- **SHORT PROBLEM**
Repeat the entries below exactly as they appear, with no pictures.
>> Start
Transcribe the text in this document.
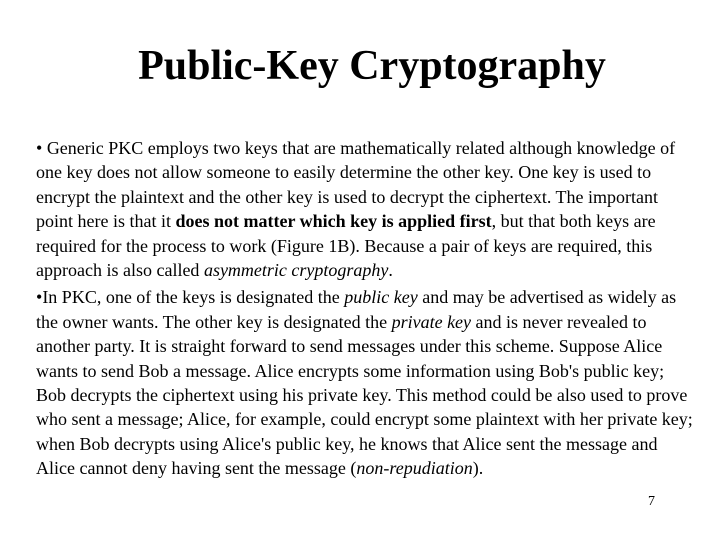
Public-Key Cryptography

• Generic PKC employs two keys that are mathematically related although knowledge of one key does not allow someone to easily determine the other key. One key is used to encrypt the plaintext and the other key is used to decrypt the ciphertext. The important point here is that it does not matter which key is applied first, but that both keys are required for the process to work (Figure 1B). Because a pair of keys are required, this approach is also called asymmetric cryptography.

•In PKC, one of the keys is designated the public key and may be advertised as widely as the owner wants. The other key is designated the private key and is never revealed to another party. It is straight forward to send messages under this scheme. Suppose Alice wants to send Bob a message. Alice encrypts some information using Bob's public key; Bob decrypts the ciphertext using his private key. This method could be also used to prove who sent a message; Alice, for example, could encrypt some plaintext with her private key; when Bob decrypts using Alice's public key, he knows that Alice sent the message and Alice cannot deny having sent the message (non-repudiation).

7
>> End
- **TASK SOLUTION**
Transcribe the text in this document.
Public-Key Cryptography

• Generic PKC employs two keys that are mathematically related although knowledge of one key does not allow someone to easily determine the other key. One key is used to encrypt the plaintext and the other key is used to decrypt the ciphertext. The important point here is that it does not matter which key is applied first, but that both keys are required for the process to work (Figure 1B). Because a pair of keys are required, this approach is also called asymmetric cryptography.

•In PKC, one of the keys is designated the public key and may be advertised as widely as the owner wants. The other key is designated the private key and is never revealed to another party. It is straight forward to send messages under this scheme. Suppose Alice wants to send Bob a message. Alice encrypts some information using Bob's public key; Bob decrypts the ciphertext using his private key. This method could be also used to prove who sent a message; Alice, for example, could encrypt some plaintext with her private key; when Bob decrypts using Alice's public key, he knows that Alice sent the message and Alice cannot deny having sent the message (non-repudiation).

7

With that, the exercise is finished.